━━ GIVEN INFORMATION ━━

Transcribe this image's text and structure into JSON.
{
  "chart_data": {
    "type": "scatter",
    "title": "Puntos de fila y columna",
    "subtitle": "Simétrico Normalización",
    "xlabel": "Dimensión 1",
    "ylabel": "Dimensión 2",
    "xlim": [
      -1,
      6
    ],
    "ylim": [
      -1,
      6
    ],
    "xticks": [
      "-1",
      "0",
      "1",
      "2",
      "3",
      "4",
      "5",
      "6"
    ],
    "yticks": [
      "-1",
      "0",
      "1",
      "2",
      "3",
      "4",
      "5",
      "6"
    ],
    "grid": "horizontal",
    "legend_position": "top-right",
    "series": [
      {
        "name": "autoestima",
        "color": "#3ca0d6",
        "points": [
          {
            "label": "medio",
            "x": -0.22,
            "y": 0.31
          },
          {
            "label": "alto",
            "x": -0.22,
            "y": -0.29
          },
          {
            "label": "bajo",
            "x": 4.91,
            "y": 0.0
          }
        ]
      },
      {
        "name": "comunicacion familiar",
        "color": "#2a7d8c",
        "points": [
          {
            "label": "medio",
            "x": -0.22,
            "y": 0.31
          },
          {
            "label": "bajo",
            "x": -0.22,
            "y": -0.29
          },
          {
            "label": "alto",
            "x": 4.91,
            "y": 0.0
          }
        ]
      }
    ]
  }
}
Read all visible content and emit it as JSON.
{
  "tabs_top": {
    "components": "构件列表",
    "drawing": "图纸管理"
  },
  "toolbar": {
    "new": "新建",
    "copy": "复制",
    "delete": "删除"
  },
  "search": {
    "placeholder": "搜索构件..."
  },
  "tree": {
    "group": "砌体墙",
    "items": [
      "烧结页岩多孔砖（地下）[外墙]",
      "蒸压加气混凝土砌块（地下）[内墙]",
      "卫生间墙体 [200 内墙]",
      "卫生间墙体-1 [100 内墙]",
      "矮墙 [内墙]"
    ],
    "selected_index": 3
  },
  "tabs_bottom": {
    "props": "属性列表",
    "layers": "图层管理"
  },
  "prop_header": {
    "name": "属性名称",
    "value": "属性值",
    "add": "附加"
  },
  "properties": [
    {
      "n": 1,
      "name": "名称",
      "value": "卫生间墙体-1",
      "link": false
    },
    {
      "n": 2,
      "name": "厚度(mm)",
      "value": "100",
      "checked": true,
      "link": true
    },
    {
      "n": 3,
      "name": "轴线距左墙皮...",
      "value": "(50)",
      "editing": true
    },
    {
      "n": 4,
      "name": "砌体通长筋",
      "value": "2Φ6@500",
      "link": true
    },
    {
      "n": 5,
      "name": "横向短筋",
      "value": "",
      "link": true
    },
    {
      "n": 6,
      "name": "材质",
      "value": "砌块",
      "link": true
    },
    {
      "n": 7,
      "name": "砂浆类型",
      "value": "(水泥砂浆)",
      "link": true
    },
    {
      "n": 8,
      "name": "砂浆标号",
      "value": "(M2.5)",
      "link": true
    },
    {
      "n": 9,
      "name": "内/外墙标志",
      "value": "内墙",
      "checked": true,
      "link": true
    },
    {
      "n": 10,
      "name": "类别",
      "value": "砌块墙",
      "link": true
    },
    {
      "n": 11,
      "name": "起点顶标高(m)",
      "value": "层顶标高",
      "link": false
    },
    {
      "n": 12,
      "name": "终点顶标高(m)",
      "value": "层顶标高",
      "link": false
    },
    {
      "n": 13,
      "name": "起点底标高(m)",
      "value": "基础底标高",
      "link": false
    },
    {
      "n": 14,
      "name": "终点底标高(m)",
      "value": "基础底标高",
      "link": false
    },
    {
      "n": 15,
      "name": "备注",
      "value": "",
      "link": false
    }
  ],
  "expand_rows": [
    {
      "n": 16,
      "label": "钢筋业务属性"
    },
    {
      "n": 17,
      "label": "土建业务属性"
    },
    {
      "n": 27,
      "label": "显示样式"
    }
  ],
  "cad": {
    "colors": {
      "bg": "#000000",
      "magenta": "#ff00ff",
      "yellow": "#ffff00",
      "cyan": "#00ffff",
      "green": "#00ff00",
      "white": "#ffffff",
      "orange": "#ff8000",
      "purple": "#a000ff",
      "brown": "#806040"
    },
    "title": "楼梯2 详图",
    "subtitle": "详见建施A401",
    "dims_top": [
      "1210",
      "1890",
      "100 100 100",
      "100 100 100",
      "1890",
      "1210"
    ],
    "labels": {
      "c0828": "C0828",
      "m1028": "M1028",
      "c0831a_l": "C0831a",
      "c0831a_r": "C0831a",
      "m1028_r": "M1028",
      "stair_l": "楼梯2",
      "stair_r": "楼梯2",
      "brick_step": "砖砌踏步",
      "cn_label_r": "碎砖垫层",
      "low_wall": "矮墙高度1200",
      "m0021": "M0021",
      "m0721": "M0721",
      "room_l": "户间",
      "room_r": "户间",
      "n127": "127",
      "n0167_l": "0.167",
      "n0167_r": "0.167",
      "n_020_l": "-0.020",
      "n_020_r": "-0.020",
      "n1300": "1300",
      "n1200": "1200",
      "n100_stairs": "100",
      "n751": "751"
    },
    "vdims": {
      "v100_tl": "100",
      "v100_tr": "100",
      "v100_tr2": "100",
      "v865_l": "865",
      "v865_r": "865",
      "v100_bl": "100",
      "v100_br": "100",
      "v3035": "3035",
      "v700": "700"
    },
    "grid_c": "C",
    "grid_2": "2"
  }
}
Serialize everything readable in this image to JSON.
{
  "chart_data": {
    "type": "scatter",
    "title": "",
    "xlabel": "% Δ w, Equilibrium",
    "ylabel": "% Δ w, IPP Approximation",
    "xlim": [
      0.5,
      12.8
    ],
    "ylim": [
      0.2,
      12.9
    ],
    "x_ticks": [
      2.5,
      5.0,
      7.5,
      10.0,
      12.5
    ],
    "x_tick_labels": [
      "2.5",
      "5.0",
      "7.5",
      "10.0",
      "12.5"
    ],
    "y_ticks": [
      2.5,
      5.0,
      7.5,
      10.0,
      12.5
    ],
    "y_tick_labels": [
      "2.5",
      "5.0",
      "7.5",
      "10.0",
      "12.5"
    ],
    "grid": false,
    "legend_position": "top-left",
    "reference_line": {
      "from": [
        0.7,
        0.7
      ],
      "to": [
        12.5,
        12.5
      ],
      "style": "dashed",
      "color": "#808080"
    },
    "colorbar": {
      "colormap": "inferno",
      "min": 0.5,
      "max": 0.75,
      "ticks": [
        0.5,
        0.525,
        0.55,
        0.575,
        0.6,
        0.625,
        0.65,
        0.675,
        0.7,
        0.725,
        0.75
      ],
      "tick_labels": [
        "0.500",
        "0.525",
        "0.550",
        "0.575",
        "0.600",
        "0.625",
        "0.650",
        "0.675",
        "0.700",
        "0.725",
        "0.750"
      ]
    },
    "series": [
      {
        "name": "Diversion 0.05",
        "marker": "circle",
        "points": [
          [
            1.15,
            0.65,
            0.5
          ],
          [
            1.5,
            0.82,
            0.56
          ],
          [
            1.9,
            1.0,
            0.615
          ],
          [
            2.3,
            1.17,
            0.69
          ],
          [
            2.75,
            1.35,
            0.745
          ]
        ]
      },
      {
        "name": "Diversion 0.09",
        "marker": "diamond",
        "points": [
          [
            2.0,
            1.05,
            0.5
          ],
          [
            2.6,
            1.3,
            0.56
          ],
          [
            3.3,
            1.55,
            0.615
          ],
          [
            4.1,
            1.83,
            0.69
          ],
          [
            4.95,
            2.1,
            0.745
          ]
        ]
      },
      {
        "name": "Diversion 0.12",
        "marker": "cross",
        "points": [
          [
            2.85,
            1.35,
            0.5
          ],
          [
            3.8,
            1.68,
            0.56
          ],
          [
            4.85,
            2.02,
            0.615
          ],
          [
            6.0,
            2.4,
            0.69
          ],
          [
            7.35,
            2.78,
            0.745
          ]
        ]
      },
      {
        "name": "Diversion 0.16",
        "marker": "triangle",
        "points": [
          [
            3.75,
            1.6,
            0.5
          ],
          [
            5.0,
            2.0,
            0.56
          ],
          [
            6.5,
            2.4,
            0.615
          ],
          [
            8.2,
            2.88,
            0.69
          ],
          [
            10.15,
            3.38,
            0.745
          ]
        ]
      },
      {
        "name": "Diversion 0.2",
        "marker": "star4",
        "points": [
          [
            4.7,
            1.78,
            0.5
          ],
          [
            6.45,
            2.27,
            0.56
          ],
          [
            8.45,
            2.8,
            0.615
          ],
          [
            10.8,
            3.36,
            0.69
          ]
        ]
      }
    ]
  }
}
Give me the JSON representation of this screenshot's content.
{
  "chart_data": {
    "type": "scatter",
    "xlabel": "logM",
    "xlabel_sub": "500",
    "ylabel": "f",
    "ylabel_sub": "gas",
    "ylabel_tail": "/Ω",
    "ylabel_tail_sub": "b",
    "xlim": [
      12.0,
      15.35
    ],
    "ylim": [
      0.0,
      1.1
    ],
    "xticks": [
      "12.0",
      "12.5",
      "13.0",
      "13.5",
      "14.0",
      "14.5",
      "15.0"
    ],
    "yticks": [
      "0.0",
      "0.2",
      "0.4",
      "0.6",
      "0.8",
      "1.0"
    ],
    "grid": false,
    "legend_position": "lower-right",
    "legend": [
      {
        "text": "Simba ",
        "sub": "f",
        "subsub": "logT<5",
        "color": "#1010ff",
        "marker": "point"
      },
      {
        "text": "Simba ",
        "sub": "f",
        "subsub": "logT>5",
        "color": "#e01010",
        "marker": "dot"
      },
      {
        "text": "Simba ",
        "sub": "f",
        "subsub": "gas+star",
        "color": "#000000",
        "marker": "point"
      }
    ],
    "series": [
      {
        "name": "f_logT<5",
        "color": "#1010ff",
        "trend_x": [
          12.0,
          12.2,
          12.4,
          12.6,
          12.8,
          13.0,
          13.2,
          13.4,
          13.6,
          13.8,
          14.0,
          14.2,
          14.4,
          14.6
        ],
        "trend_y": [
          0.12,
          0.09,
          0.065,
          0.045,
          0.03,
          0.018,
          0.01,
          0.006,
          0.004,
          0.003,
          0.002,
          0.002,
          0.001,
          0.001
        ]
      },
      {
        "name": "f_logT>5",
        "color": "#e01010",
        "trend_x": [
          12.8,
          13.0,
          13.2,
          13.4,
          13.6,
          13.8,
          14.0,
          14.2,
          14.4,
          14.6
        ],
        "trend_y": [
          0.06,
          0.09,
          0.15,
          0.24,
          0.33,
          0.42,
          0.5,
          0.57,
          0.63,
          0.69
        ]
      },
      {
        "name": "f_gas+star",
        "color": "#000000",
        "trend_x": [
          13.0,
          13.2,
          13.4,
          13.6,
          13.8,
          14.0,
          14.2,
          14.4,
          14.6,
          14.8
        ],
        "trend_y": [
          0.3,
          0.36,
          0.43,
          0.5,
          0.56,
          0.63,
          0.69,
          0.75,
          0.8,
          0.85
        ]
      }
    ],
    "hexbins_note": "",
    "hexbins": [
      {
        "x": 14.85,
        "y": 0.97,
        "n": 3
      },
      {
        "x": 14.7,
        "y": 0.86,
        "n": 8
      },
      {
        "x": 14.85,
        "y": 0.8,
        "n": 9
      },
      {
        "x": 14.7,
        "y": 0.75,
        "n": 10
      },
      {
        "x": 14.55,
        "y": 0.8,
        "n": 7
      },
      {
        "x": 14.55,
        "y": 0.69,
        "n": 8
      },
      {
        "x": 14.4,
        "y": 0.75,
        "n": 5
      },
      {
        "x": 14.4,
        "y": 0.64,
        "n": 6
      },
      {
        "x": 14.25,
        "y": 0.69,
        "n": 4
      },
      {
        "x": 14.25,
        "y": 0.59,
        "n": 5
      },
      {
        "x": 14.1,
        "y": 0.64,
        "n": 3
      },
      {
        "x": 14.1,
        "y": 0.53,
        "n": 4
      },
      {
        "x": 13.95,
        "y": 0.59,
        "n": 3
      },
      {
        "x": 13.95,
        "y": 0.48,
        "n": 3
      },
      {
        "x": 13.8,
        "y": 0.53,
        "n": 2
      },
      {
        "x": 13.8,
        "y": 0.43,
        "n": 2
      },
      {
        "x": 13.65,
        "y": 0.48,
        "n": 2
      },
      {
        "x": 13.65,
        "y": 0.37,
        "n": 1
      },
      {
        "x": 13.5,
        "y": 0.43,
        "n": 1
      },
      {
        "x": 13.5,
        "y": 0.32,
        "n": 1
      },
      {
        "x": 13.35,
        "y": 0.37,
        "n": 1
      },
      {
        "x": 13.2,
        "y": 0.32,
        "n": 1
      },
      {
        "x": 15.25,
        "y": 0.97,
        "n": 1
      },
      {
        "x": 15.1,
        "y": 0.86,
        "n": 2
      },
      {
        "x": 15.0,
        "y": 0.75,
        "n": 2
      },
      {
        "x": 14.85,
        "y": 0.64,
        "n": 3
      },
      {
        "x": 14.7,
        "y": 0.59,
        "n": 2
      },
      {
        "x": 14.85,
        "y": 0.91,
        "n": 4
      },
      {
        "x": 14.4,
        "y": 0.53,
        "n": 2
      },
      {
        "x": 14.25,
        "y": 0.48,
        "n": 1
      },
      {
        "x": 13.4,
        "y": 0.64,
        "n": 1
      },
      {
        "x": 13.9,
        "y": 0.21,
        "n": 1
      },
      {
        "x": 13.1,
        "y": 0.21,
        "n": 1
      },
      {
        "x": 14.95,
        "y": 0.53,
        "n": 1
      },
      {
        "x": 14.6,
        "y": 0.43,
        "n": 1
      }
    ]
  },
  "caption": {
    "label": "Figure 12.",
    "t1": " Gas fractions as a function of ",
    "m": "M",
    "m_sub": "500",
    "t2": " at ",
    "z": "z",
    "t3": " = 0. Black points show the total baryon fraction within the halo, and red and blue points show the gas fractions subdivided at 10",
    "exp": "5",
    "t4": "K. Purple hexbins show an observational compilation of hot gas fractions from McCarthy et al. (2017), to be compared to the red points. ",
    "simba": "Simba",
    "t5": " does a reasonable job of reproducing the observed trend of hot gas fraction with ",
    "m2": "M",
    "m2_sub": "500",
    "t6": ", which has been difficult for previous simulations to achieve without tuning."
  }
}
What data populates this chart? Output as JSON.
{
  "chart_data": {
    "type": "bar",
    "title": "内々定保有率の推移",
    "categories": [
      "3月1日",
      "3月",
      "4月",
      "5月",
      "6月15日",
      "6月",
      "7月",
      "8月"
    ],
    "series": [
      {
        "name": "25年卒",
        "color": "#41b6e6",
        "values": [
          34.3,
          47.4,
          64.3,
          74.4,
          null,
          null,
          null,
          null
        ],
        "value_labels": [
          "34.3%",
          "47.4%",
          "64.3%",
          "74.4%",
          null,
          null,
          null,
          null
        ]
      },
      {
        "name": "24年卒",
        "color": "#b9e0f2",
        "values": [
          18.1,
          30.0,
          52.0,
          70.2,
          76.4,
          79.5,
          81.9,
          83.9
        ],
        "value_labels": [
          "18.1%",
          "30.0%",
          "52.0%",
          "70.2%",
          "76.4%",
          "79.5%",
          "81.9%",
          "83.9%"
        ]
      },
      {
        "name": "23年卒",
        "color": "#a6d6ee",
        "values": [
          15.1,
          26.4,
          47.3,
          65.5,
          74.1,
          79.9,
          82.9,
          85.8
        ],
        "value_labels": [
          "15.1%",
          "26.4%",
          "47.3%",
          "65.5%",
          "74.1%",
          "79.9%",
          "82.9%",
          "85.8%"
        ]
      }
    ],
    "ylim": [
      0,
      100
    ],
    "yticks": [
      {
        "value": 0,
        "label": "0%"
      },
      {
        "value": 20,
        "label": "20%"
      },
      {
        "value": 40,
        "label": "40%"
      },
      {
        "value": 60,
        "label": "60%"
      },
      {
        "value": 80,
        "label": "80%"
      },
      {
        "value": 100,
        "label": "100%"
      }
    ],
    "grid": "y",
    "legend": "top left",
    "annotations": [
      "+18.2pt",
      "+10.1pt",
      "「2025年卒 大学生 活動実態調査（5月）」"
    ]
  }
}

━━━

YOUR OBJECTIVE —
From the entries above, extract every line where the word "marker" appears.

RESULT OF THIS TASK —
        "marker": "circle",
        "marker": "diamond",
        "marker": "cross",
        "marker": "triangle",
        "marker": "star4",
        "marker": "point"
        "marker": "dot"
        "marker": "point"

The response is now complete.